**What you are asked to do:** Give every entry again, unchanged, and leave its images out.

(Stored data)

++++++++++++++++++++

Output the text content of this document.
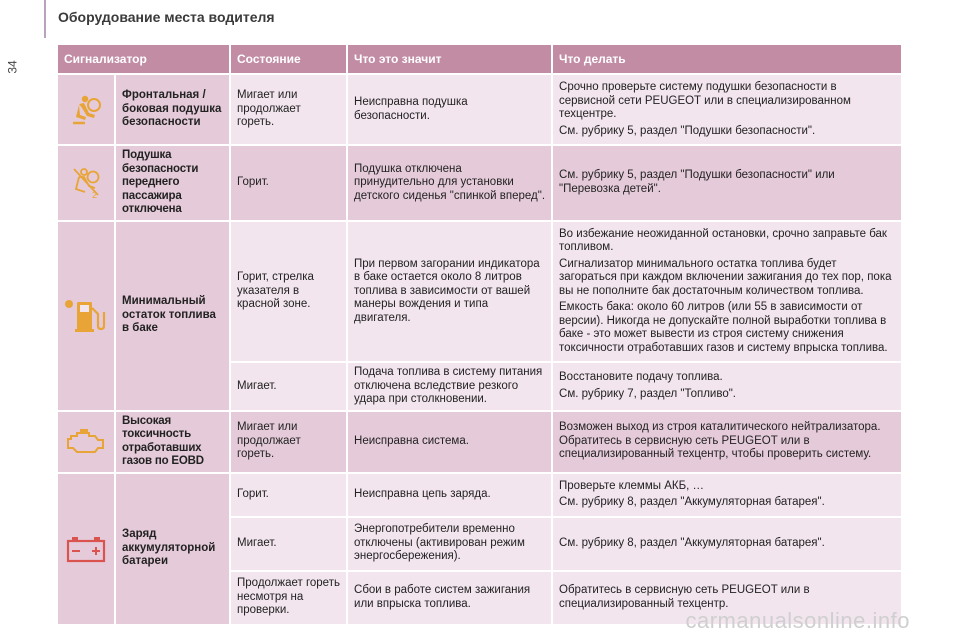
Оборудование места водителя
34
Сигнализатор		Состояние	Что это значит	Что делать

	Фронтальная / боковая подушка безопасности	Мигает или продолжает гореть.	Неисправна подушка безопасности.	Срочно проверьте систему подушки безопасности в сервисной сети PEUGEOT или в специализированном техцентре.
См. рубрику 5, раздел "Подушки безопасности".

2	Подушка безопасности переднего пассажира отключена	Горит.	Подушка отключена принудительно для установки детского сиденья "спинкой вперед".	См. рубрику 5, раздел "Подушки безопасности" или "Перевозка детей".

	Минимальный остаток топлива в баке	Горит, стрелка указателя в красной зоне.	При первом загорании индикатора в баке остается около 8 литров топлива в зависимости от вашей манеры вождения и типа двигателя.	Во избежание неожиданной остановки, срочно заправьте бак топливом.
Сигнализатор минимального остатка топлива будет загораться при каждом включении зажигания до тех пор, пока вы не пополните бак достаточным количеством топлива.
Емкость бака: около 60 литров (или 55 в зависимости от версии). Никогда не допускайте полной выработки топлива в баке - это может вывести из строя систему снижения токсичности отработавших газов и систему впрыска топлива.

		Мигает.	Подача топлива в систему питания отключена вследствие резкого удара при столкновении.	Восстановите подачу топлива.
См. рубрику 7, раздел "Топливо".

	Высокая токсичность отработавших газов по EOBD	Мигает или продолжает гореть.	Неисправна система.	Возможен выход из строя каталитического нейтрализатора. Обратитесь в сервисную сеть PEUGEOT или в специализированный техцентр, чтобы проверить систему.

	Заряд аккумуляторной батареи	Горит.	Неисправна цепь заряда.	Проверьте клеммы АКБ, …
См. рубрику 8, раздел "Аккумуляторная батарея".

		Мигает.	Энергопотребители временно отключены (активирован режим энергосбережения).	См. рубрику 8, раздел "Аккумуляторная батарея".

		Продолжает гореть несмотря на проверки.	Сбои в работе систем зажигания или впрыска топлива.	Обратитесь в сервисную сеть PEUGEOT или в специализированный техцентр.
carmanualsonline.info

++++++++++++++++++++

**Solution to this exercise:**
Output the text content of this document.
Оборудование места водителя
34
Сигнализатор		Состояние	Что это значит	Что делать

	Фронтальная / боковая подушка безопасности	Мигает или продолжает гореть.	Неисправна подушка безопасности.	Срочно проверьте систему подушки безопасности в сервисной сети PEUGEOT или в специализированном техцентре.
См. рубрику 5, раздел "Подушки безопасности".

2	Подушка безопасности переднего пассажира отключена	Горит.	Подушка отключена принудительно для установки детского сиденья "спинкой вперед".	См. рубрику 5, раздел "Подушки безопасности" или "Перевозка детей".

	Минимальный остаток топлива в баке	Горит, стрелка указателя в красной зоне.	При первом загорании индикатора в баке остается около 8 литров топлива в зависимости от вашей манеры вождения и типа двигателя.	Во избежание неожиданной остановки, срочно заправьте бак топливом.
Сигнализатор минимального остатка топлива будет загораться при каждом включении зажигания до тех пор, пока вы не пополните бак достаточным количеством топлива.
Емкость бака: около 60 литров (или 55 в зависимости от версии). Никогда не допускайте полной выработки топлива в баке - это может вывести из строя систему снижения токсичности отработавших газов и систему впрыска топлива.

		Мигает.	Подача топлива в систему питания отключена вследствие резкого удара при столкновении.	Восстановите подачу топлива.
См. рубрику 7, раздел "Топливо".

	Высокая токсичность отработавших газов по EOBD	Мигает или продолжает гореть.	Неисправна система.	Возможен выход из строя каталитического нейтрализатора. Обратитесь в сервисную сеть PEUGEOT или в специализированный техцентр, чтобы проверить систему.

	Заряд аккумуляторной батареи	Горит.	Неисправна цепь заряда.	Проверьте клеммы АКБ, …
См. рубрику 8, раздел "Аккумуляторная батарея".

		Мигает.	Энергопотребители временно отключены (активирован режим энергосбережения).	См. рубрику 8, раздел "Аккумуляторная батарея".

		Продолжает гореть несмотря на проверки.	Сбои в работе систем зажигания или впрыска топлива.	Обратитесь в сервисную сеть PEUGEOT или в специализированный техцентр.
carmanualsonline.info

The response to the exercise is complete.